• [Description of the task] Make a tally of the lines in the records that include the string "初级职称工作总结范文", and give only that number.

— START OF Materials provided —

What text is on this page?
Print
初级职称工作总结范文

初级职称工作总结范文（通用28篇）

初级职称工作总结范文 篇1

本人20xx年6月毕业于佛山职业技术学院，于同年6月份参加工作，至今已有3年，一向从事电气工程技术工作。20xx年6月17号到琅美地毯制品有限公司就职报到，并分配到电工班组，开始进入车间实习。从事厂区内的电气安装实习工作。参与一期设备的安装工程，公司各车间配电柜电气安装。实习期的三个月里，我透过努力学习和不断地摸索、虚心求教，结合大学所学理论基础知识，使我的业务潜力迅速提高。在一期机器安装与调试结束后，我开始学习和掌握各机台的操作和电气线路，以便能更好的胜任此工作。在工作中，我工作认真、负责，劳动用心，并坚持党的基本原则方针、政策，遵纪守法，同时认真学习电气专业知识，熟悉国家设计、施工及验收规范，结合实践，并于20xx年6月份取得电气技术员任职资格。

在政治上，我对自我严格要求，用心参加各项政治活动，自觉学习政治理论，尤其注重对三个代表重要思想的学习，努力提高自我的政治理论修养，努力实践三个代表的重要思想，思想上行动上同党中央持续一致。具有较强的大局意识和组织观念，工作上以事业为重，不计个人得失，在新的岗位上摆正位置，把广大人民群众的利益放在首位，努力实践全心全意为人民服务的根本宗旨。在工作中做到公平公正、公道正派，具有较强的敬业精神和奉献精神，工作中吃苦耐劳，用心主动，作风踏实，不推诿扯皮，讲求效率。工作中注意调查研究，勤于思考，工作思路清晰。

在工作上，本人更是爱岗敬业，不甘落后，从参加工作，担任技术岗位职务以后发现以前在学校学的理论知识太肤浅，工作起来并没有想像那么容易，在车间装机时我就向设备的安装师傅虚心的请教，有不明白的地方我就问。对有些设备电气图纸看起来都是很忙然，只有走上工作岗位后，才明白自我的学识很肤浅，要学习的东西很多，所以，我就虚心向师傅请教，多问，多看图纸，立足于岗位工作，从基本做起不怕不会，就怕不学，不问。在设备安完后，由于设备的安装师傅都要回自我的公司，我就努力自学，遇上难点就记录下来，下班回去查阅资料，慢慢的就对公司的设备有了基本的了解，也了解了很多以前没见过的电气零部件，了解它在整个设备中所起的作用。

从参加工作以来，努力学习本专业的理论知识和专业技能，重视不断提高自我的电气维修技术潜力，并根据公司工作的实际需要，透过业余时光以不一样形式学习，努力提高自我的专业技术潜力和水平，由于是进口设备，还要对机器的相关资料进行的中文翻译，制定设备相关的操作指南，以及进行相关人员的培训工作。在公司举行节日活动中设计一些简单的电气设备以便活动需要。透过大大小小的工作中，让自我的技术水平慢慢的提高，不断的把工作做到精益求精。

— END OF Materials provided —

• [Full response] 3